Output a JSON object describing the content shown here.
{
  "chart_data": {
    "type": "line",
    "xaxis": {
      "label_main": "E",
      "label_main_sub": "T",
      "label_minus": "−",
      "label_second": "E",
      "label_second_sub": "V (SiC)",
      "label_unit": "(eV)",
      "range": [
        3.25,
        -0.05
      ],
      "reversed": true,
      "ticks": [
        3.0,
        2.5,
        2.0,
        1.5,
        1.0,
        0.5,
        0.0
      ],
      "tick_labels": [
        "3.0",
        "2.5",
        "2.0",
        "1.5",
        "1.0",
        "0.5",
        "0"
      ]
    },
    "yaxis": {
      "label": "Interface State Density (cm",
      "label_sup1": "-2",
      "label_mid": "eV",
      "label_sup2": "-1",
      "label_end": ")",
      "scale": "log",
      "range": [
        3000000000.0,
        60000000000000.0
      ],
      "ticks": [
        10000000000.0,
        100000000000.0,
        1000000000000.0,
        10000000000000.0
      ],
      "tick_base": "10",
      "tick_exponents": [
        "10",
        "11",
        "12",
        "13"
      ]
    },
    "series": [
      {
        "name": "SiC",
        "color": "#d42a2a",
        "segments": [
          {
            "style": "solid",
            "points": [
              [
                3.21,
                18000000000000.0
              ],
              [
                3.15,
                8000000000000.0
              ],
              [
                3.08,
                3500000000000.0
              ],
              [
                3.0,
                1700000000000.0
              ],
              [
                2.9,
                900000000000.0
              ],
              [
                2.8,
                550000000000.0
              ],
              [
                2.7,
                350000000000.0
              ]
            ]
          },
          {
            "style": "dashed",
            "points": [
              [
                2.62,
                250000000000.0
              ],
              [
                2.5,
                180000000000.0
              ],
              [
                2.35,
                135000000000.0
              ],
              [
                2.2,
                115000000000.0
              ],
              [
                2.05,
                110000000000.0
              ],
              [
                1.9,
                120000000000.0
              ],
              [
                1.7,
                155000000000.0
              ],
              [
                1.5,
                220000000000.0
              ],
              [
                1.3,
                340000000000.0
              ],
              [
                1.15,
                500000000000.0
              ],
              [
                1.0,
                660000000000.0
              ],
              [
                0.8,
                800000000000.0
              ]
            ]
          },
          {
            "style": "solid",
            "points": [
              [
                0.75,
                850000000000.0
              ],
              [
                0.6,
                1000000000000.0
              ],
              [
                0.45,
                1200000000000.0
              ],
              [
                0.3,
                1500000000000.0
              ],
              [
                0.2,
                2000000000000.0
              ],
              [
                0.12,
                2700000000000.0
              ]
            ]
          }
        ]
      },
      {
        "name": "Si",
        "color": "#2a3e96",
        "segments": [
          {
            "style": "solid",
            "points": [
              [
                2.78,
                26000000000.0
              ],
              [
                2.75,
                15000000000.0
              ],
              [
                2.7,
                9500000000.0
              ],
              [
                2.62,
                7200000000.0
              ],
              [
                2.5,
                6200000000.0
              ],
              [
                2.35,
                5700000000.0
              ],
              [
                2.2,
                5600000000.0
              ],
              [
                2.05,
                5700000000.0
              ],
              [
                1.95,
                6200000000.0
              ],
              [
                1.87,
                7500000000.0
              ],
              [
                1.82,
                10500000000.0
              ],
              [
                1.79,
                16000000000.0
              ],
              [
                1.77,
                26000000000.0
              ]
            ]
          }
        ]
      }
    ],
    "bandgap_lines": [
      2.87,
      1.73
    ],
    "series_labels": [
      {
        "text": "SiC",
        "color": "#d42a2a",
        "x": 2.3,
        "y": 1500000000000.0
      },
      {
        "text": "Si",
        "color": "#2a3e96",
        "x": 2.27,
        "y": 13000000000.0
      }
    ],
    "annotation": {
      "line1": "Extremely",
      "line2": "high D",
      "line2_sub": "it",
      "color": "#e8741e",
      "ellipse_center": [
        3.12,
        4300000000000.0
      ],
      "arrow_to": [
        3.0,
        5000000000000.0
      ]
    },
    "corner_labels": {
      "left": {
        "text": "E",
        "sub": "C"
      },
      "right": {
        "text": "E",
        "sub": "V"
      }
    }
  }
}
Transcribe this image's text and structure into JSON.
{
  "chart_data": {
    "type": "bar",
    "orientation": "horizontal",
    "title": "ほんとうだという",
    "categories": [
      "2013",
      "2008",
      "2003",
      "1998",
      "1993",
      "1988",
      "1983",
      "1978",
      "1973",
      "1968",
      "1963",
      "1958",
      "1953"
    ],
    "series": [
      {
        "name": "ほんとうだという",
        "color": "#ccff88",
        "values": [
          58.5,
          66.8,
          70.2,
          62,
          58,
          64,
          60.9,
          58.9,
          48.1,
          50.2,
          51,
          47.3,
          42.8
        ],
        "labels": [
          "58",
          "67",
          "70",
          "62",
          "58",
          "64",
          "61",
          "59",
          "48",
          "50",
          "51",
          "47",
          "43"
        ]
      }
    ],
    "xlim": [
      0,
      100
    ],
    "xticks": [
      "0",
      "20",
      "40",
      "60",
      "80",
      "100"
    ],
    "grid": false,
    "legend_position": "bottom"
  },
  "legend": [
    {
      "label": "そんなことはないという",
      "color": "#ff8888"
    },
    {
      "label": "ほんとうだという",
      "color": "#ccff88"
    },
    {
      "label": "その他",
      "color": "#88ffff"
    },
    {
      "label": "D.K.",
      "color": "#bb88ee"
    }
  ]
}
--------
Using the listing above, retype each line exactly.

Output a JSON object describing the content shown here.
{
  "chart_data": {
    "type": "line",
    "xaxis": {
      "label_main": "E",
      "label_main_sub": "T",
      "label_minus": "−",
      "label_second": "E",
      "label_second_sub": "V (SiC)",
      "label_unit": "(eV)",
      "range": [
        3.25,
        -0.05
      ],
      "reversed": true,
      "ticks": [
        3.0,
        2.5,
        2.0,
        1.5,
        1.0,
        0.5,
        0.0
      ],
      "tick_labels": [
        "3.0",
        "2.5",
        "2.0",
        "1.5",
        "1.0",
        "0.5",
        "0"
      ]
    },
    "yaxis": {
      "label": "Interface State Density (cm",
      "label_sup1": "-2",
      "label_mid": "eV",
      "label_sup2": "-1",
      "label_end": ")",
      "scale": "log",
      "range": [
        3000000000.0,
        60000000000000.0
      ],
      "ticks": [
        10000000000.0,
        100000000000.0,
        1000000000000.0,
        10000000000000.0
      ],
      "tick_base": "10",
      "tick_exponents": [
        "10",
        "11",
        "12",
        "13"
      ]
    },
    "series": [
      {
        "name": "SiC",
        "color": "#d42a2a",
        "segments": [
          {
            "style": "solid",
            "points": [
              [
                3.21,
                18000000000000.0
              ],
              [
                3.15,
                8000000000000.0
              ],
              [
                3.08,
                3500000000000.0
              ],
              [
                3.0,
                1700000000000.0
              ],
              [
                2.9,
                900000000000.0
              ],
              [
                2.8,
                550000000000.0
              ],
              [
                2.7,
                350000000000.0
              ]
            ]
          },
          {
            "style": "dashed",
            "points": [
              [
                2.62,
                250000000000.0
              ],
              [
                2.5,
                180000000000.0
              ],
              [
                2.35,
                135000000000.0
              ],
              [
                2.2,
                115000000000.0
              ],
              [
                2.05,
                110000000000.0
              ],
              [
                1.9,
                120000000000.0
              ],
              [
                1.7,
                155000000000.0
              ],
              [
                1.5,
                220000000000.0
              ],
              [
                1.3,
                340000000000.0
              ],
              [
                1.15,
                500000000000.0
              ],
              [
                1.0,
                660000000000.0
              ],
              [
                0.8,
                800000000000.0
              ]
            ]
          },
          {
            "style": "solid",
            "points": [
              [
                0.75,
                850000000000.0
              ],
              [
                0.6,
                1000000000000.0
              ],
              [
                0.45,
                1200000000000.0
              ],
              [
                0.3,
                1500000000000.0
              ],
              [
                0.2,
                2000000000000.0
              ],
              [
                0.12,
                2700000000000.0
              ]
            ]
          }
        ]
      },
      {
        "name": "Si",
        "color": "#2a3e96",
        "segments": [
          {
            "style": "solid",
            "points": [
              [
                2.78,
                26000000000.0
              ],
              [
                2.75,
                15000000000.0
              ],
              [
                2.7,
                9500000000.0
              ],
              [
                2.62,
                7200000000.0
              ],
              [
                2.5,
                6200000000.0
              ],
              [
                2.35,
                5700000000.0
              ],
              [
                2.2,
                5600000000.0
              ],
              [
                2.05,
                5700000000.0
              ],
              [
                1.95,
                6200000000.0
              ],
              [
                1.87,
                7500000000.0
              ],
              [
                1.82,
                10500000000.0
              ],
              [
                1.79,
                16000000000.0
              ],
              [
                1.77,
                26000000000.0
              ]
            ]
          }
        ]
      }
    ],
    "bandgap_lines": [
      2.87,
      1.73
    ],
    "series_labels": [
      {
        "text": "SiC",
        "color": "#d42a2a",
        "x": 2.3,
        "y": 1500000000000.0
      },
      {
        "text": "Si",
        "color": "#2a3e96",
        "x": 2.27,
        "y": 13000000000.0
      }
    ],
    "annotation": {
      "line1": "Extremely",
      "line2": "high D",
      "line2_sub": "it",
      "color": "#e8741e",
      "ellipse_center": [
        3.12,
        4300000000000.0
      ],
      "arrow_to": [
        3.0,
        5000000000000.0
      ]
    },
    "corner_labels": {
      "left": {
        "text": "E",
        "sub": "C"
      },
      "right": {
        "text": "E",
        "sub": "V"
      }
    }
  }
}
Transcribe this image's text and structure into JSON.
{
  "chart_data": {
    "type": "bar",
    "orientation": "horizontal",
    "title": "ほんとうだという",
    "categories": [
      "2013",
      "2008",
      "2003",
      "1998",
      "1993",
      "1988",
      "1983",
      "1978",
      "1973",
      "1968",
      "1963",
      "1958",
      "1953"
    ],
    "series": [
      {
        "name": "ほんとうだという",
        "color": "#ccff88",
        "values": [
          58.5,
          66.8,
          70.2,
          62,
          58,
          64,
          60.9,
          58.9,
          48.1,
          50.2,
          51,
          47.3,
          42.8
        ],
        "labels": [
          "58",
          "67",
          "70",
          "62",
          "58",
          "64",
          "61",
          "59",
          "48",
          "50",
          "51",
          "47",
          "43"
        ]
      }
    ],
    "xlim": [
      0,
      100
    ],
    "xticks": [
      "0",
      "20",
      "40",
      "60",
      "80",
      "100"
    ],
    "grid": false,
    "legend_position": "bottom"
  },
  "legend": [
    {
      "label": "そんなことはないという",
      "color": "#ff8888"
    },
    {
      "label": "ほんとうだという",
      "color": "#ccff88"
    },
    {
      "label": "その他",
      "color": "#88ffff"
    },
    {
      "label": "D.K.",
      "color": "#bb88ee"
    }
  ]
}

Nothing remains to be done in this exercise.